## Exercise requirements
Pull every line containing "World" from the entries.

## Stored data entries
______________________________
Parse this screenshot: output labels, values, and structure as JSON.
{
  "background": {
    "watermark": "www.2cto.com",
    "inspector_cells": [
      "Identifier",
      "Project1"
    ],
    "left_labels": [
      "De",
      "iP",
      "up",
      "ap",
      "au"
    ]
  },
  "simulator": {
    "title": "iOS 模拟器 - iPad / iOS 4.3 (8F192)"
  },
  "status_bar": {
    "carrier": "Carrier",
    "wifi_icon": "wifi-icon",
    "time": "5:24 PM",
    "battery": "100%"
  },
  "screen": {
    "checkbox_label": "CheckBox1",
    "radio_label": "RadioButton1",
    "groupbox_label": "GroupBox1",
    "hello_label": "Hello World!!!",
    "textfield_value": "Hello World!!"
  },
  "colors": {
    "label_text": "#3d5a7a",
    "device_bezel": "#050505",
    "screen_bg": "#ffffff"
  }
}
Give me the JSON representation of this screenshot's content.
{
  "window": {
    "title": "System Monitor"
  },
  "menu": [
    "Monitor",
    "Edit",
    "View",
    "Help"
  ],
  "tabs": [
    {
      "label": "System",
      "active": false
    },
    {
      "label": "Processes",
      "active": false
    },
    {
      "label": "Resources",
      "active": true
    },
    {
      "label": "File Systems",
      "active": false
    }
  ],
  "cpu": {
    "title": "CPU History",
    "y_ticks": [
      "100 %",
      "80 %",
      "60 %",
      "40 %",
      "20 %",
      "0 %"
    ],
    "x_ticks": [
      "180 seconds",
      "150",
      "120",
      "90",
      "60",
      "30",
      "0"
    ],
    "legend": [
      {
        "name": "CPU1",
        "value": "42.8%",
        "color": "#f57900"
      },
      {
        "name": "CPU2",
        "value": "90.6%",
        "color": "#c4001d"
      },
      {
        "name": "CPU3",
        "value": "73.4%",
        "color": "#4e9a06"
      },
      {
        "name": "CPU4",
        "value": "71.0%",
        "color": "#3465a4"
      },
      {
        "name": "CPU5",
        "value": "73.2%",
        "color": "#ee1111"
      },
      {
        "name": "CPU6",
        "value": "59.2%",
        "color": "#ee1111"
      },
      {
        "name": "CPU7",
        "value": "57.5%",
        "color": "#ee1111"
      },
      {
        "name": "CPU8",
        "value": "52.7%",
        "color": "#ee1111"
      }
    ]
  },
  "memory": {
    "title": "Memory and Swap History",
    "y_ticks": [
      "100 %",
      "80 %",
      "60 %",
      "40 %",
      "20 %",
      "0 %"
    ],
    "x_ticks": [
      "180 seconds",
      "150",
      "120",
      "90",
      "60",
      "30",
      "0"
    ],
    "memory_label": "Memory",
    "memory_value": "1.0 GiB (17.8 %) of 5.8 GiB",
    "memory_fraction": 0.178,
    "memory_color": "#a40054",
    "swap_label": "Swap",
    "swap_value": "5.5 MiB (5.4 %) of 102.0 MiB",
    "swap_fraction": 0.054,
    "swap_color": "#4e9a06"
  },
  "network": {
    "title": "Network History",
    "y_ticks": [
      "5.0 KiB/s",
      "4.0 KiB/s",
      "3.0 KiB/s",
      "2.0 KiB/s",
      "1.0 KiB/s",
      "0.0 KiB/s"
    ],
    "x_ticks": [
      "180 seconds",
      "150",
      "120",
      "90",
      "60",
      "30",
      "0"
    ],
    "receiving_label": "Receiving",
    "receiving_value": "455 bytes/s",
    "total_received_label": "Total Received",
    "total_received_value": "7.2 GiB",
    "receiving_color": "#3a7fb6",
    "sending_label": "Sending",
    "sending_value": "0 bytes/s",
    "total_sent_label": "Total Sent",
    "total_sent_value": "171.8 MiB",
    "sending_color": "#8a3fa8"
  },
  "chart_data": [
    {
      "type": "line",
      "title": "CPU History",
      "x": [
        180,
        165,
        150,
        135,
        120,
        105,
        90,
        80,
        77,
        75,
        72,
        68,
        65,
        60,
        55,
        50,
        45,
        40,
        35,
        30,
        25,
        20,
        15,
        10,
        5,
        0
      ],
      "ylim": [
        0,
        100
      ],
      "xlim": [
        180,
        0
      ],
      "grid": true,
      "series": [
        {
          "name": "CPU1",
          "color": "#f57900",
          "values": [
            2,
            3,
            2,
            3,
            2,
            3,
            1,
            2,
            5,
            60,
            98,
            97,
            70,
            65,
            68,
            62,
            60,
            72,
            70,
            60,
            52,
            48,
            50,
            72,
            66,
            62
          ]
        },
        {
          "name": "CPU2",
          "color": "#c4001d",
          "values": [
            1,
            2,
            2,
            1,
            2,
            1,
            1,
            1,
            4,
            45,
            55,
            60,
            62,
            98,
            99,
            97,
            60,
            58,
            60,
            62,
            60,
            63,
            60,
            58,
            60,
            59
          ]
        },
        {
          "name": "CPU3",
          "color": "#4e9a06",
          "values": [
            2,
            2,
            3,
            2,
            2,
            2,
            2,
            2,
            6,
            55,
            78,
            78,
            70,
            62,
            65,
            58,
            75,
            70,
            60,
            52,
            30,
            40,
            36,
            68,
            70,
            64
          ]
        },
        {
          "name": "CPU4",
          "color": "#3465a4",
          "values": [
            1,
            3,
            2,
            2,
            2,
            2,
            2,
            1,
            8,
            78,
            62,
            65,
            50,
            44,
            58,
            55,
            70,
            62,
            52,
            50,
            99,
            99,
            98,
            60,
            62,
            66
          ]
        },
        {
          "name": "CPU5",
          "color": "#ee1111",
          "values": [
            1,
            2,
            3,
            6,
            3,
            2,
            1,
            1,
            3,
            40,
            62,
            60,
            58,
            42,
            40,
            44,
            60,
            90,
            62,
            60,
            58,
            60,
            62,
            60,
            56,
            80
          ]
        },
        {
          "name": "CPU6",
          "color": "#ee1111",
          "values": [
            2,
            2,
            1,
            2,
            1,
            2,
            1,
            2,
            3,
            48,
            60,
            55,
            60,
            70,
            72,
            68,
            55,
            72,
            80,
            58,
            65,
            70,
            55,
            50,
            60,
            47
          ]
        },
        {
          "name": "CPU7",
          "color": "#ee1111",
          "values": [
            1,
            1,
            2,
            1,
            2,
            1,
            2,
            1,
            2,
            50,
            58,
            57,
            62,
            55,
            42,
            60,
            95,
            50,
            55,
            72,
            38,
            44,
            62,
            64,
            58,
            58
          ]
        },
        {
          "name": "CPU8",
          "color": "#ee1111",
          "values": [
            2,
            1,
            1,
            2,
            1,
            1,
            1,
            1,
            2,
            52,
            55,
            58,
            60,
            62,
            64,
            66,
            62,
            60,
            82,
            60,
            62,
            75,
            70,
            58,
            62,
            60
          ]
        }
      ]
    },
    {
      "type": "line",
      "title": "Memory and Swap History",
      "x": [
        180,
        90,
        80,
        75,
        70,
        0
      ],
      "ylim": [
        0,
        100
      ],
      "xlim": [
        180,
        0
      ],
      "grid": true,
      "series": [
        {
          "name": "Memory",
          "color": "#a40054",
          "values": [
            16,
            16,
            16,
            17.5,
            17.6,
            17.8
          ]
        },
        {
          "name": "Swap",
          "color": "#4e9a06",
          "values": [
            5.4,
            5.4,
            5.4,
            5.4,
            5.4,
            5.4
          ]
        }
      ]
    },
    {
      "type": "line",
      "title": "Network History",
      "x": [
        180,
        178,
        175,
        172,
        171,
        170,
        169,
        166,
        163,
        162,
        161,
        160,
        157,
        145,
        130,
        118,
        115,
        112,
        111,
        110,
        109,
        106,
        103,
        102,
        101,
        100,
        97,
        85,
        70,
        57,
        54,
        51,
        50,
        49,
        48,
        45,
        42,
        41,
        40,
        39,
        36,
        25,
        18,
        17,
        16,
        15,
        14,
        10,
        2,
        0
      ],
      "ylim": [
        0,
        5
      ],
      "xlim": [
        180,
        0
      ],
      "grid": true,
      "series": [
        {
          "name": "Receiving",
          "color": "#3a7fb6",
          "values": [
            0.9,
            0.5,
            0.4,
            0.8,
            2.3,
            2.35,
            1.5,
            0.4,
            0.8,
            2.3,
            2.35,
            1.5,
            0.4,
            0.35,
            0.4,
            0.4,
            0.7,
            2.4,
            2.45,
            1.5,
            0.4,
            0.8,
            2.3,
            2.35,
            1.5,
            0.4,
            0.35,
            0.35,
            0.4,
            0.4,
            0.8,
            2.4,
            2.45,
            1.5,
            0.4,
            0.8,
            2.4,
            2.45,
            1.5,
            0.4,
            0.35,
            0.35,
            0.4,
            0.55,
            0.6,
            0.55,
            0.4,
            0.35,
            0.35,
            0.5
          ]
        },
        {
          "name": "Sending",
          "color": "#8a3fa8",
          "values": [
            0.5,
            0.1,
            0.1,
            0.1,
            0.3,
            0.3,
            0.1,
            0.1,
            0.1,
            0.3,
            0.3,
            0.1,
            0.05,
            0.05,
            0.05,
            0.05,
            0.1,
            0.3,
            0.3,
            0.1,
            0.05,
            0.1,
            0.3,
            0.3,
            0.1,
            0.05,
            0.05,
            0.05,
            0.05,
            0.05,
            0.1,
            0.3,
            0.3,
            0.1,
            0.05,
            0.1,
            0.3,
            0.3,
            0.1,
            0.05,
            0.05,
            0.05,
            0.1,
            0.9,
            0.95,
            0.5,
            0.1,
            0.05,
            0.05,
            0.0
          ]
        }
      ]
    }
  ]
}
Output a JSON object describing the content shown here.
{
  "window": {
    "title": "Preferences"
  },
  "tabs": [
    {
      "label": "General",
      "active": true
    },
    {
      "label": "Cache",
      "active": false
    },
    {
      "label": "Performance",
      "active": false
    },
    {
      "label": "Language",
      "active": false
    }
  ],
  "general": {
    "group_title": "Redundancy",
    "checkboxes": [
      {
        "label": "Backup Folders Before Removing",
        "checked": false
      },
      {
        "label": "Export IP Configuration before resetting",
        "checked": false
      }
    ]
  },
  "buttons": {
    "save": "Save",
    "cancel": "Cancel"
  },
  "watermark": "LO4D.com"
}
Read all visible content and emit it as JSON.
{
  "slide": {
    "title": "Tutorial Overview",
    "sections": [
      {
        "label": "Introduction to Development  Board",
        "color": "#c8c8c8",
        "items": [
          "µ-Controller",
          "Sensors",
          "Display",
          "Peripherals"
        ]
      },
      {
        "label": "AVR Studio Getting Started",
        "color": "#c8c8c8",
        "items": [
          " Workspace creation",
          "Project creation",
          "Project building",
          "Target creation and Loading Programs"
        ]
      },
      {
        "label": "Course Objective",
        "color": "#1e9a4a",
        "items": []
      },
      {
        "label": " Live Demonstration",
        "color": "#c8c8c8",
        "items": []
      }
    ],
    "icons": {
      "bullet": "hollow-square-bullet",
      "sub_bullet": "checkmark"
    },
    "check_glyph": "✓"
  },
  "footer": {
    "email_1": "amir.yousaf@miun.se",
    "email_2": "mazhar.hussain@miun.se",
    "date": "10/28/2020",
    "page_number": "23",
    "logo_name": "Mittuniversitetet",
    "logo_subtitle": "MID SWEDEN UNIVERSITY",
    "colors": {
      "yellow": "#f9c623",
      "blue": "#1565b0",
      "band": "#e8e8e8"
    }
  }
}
______________________________
## Written solution
    "hello_label": "Hello World!!!",
    "textfield_value": "Hello World!!"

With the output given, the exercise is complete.